Dataset records:
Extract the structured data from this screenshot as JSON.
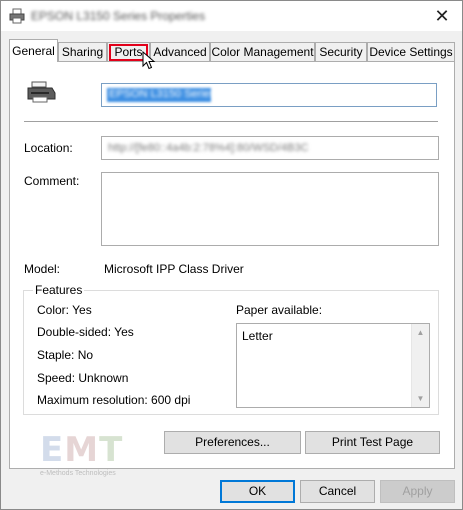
{
  "window": {
    "title": "EPSON L3150 Series Properties",
    "close_glyph": "✕"
  },
  "tabs": [
    {
      "label": "General"
    },
    {
      "label": "Sharing"
    },
    {
      "label": "Ports"
    },
    {
      "label": "Advanced"
    },
    {
      "label": "Color Management"
    },
    {
      "label": "Security"
    },
    {
      "label": "Device Settings"
    }
  ],
  "general": {
    "printer_name": "EPSON L3150 Series",
    "location_label": "Location:",
    "location_value": "http://[fe80::4a4b:2:78%4]:80/WSD/4B3C",
    "comment_label": "Comment:",
    "comment_value": "",
    "model_label": "Model:",
    "model_value": "Microsoft IPP Class Driver"
  },
  "features": {
    "title": "Features",
    "color": "Color: Yes",
    "double_sided": "Double-sided: Yes",
    "staple": "Staple: No",
    "speed": "Speed: Unknown",
    "max_resolution": "Maximum resolution: 600 dpi",
    "paper_label": "Paper available:",
    "paper_items": [
      "Letter"
    ]
  },
  "buttons": {
    "preferences": "Preferences...",
    "print_test": "Print Test Page",
    "ok": "OK",
    "cancel": "Cancel",
    "apply": "Apply"
  },
  "watermark": {
    "letters_e": "E",
    "letters_m": "M",
    "letters_t": "T",
    "subtitle": "e-Methods Technologies"
  },
  "icons": {
    "app": "printer-icon",
    "close": "close-icon",
    "cursor": "mouse-pointer-icon"
  },
  "colors": {
    "highlight_border": "#e2001a",
    "accent": "#0078d7",
    "selection": "#3d8fe3"
  }
}
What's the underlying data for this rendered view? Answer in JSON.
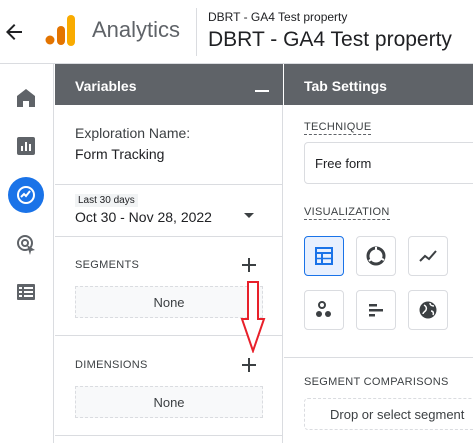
{
  "header": {
    "app_title": "Analytics",
    "property_small": "DBRT - GA4 Test property",
    "property_large": "DBRT - GA4 Test property"
  },
  "variables": {
    "title": "Variables",
    "exploration_label": "Exploration Name:",
    "exploration_value": "Form Tracking",
    "date_range_label": "Last 30 days",
    "date_range_value": "Oct 30 - Nov 28, 2022",
    "segments_label": "SEGMENTS",
    "segments_empty": "None",
    "dimensions_label": "DIMENSIONS",
    "dimensions_empty": "None"
  },
  "tab_settings": {
    "title": "Tab Settings",
    "technique_label": "TECHNIQUE",
    "technique_value": "Free form",
    "visualization_label": "VISUALIZATION",
    "visualizations": [
      "table-icon",
      "donut-chart-icon",
      "line-chart-icon",
      "scatter-plot-icon",
      "bar-chart-icon",
      "geo-map-icon"
    ],
    "selected_visualization": "table-icon",
    "segment_comparisons_label": "SEGMENT COMPARISONS",
    "segment_drop_placeholder": "Drop or select segment"
  },
  "left_nav": [
    "home-icon",
    "reports-icon",
    "explore-icon",
    "advertising-icon",
    "configure-icon"
  ],
  "colors": {
    "accent": "#1a73e8",
    "panel_header": "#5f6368",
    "logo_orange": "#f9ab00",
    "logo_dark_orange": "#e37400",
    "annotation_arrow": "#e8202a"
  }
}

EXERCISE GOAL:
Search the lines for "table". Copy each line that has it.

WRITTEN RESPONSE:
      "table-icon",
    "selected_visualization": "table-icon",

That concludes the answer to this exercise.